> _RECORDS_:
----

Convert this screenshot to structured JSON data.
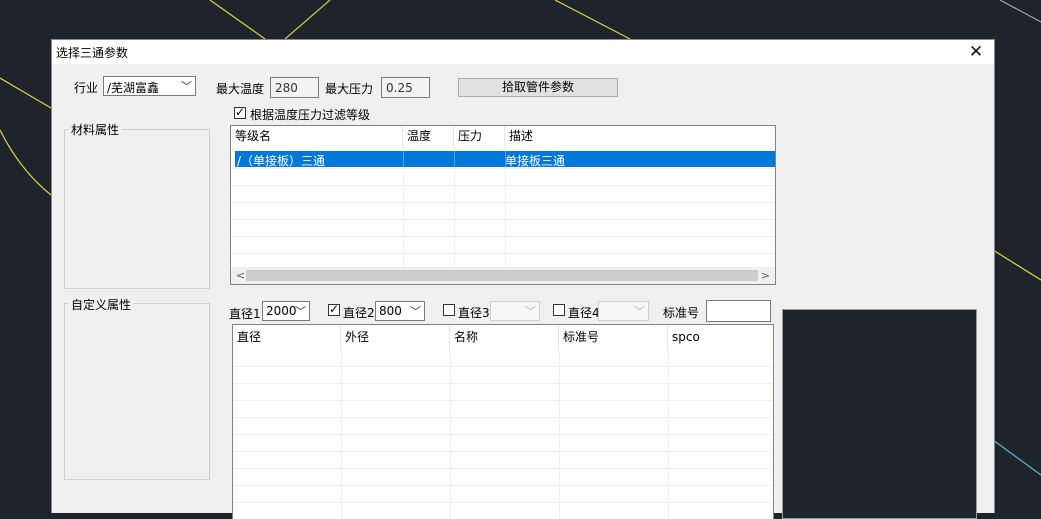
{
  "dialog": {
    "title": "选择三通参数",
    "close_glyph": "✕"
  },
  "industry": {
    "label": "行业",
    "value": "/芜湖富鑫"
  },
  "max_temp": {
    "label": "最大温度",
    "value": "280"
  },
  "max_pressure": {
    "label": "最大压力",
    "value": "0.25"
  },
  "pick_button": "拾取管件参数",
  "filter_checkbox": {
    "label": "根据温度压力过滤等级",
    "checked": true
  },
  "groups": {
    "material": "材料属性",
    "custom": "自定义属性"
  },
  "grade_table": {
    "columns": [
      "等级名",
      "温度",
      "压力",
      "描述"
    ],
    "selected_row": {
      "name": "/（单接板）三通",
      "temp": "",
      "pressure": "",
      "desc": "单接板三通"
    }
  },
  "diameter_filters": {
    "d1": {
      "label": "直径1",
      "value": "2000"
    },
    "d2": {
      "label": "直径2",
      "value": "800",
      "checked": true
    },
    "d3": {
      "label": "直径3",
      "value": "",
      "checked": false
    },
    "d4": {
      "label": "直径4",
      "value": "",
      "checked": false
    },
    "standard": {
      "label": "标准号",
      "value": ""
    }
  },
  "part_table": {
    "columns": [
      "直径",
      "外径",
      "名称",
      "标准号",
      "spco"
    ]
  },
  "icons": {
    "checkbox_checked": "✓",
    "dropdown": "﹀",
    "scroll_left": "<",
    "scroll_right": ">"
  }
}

----

> _DESCRIPTION OF THE TASK_: Quote the data above in full and without alteration; skip the pictures.

> _EXERCISE RESULT_:
Convert this screenshot to structured JSON data.
{
  "dialog": {
    "title": "选择三通参数",
    "close_glyph": "✕"
  },
  "industry": {
    "label": "行业",
    "value": "/芜湖富鑫"
  },
  "max_temp": {
    "label": "最大温度",
    "value": "280"
  },
  "max_pressure": {
    "label": "最大压力",
    "value": "0.25"
  },
  "pick_button": "拾取管件参数",
  "filter_checkbox": {
    "label": "根据温度压力过滤等级",
    "checked": true
  },
  "groups": {
    "material": "材料属性",
    "custom": "自定义属性"
  },
  "grade_table": {
    "columns": [
      "等级名",
      "温度",
      "压力",
      "描述"
    ],
    "selected_row": {
      "name": "/（单接板）三通",
      "temp": "",
      "pressure": "",
      "desc": "单接板三通"
    }
  },
  "diameter_filters": {
    "d1": {
      "label": "直径1",
      "value": "2000"
    },
    "d2": {
      "label": "直径2",
      "value": "800",
      "checked": true
    },
    "d3": {
      "label": "直径3",
      "value": "",
      "checked": false
    },
    "d4": {
      "label": "直径4",
      "value": "",
      "checked": false
    },
    "standard": {
      "label": "标准号",
      "value": ""
    }
  },
  "part_table": {
    "columns": [
      "直径",
      "外径",
      "名称",
      "标准号",
      "spco"
    ]
  },
  "icons": {
    "checkbox_checked": "✓",
    "dropdown": "﹀",
    "scroll_left": "<",
    "scroll_right": ">"
  }
}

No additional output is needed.